Texte extrait:
········

Une partie des poèmes, comme le précise une note avant la table des matières, a été publiée en revues, sous forme de plaquettes ou de livres d’artistes, entre 1989 et 2015, et une quinzaine de poèmes inédits ont été écrits entre 1994 et 2006 : tout laisse penser que ces décalages dans le temps donnent leur sens au titre, que le livre est une réunion d’éléments hétérogènes. La lecture s’oppose à cette première impression, d’un bout à l’autre les mêmes motifs sont présents — notamment, insistant, le thème de la difficulté de lire un ordre dans les éléments du monde et d’y avoir une place :

«dès que je m’en vais je suis dans la pente / je regarde la mer et je suis dans la pente ; je n’ai plus besoin de montagne / ni de marécage / tout cela paraît si décousu alors que la vie ne sort pas de sa ligne : on ne se défait pas de ce qu’on est / par delà les piles des ponts / nous somme finis (p. 118-119)»

Quant à l’unité formelle des poèmes, elle est aisément visible. On note des textes anciens jusqu’aux plus récents une permanence dans l’emploi de la paronomase, souvent en accord avec le propos de l’ensemble du livre, « vie tenue ténue », « sans vides sans rides », « impuissances impatiens », "tenue - venue", "gravir - gravats", "poupée - coupée". L’unité est en relation avec le désordre du monde et du Sujet ; le plus souvent, les vers sont séparés par des blancs, sans aucune ponctuation ni majuscule (y compris pour les noms propres), ce qui ralentit la lecture, et cette absence de lien mime la distance entre les choses, entre les choses et le Sujet. Un texte en prose restitue cette distance en introduisant régulièrement des barres dans le texte — voir la citation ci-dessus —, parti-pris de morcellement exposé jusque dans le titre du texte :

«TEMPS // MORT // BLOC
DÉFAIT
DE // SON // TEMPS»

Une autre prose, heureusement titrée "Compost", accumule des noms de fleurs, d’arbustes, d’arbres, longue énumération en une seule phrase et aucun des éléments nommés ne se détache des autres : tous ne sont que des « mots défaits dans leur lente transformation vide ». L’accumulation n’aboutit donc pas à un enrichissement (comme le compost agricole à un engrais), mais plutôt à montrer une opération inutile, un manque, et ce manque est partout présent. Ainsi, la mer en tant que telle apaise, mais ce qui la désigne et le nom des choses qui lui sont attachées, n’ont pas de réalité, « mer digue barque / dans ces mots le vent / des images vaines ».

········

Contenu des données:
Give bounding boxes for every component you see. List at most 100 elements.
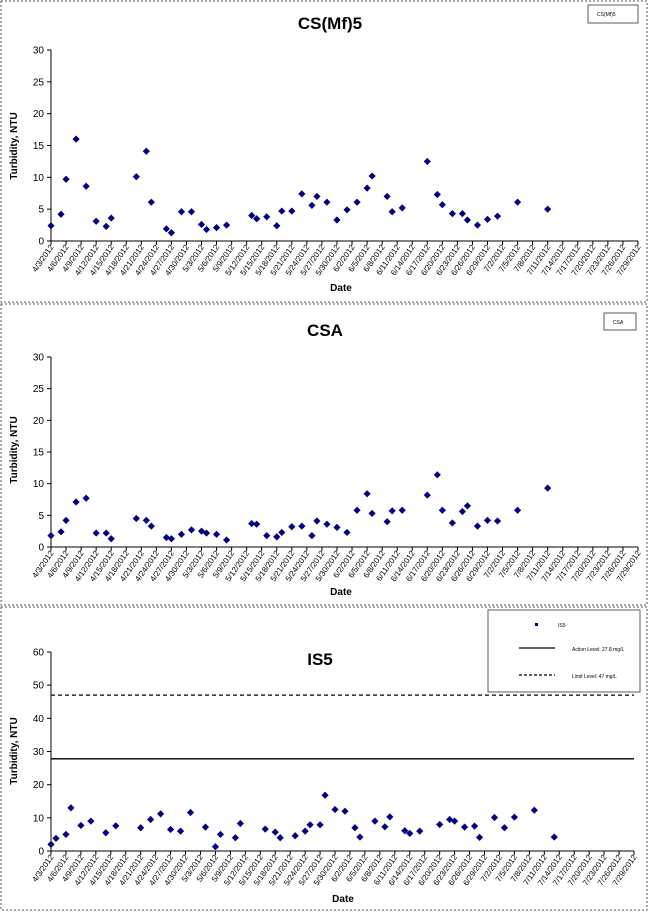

········

Tâches à réaliser:
#1 D'après le texte sur le recueil de poèmes, entre quelles années la quinzaine de poèmes inédits a-t-elle été écrite ?
#2 Poursuivez le texte sur le recueil de poèmes à partir de sa dernière phrase.

Résultats attendus:
#1 Entre 1994 et 2006.

#2
Plus largement le monde, ce dans quoi chacun vit, est toujours qualifié négativement, milieu par nature du manque ; il semble impossible d’y trouver le moindre appui, quelle que soit la tentative pour aller vers l’Autre, ce que suggère le remplacement de "tendue" par "pendue" : « on s’accroche / à tout ce qui dépasse // un signe de vie // un regard // une main pendue ». Tout se passe comme si tout échange, toute présence étaient refusés. Le monde se caractériserait d’abord par l’existence devant soi d’un mur — « un mur partout » ; on pense à Antoine Emaz qui écrivait, dans "Poème du mur", « un mur indéfiniment » et, aussitôt, « un jour / on ira / plus loin » ; Ludovic Degroote prend-il le même parti ? « on est là / parce qu’on reste là ». Peut-on (se) changer ? comment vivre « la brutalité », « l’horreur du monde » ? Pour le dire autrement « qu’est-ce qu’on peut bien faire de soi » est peut-être la question en arrière-plan du livre.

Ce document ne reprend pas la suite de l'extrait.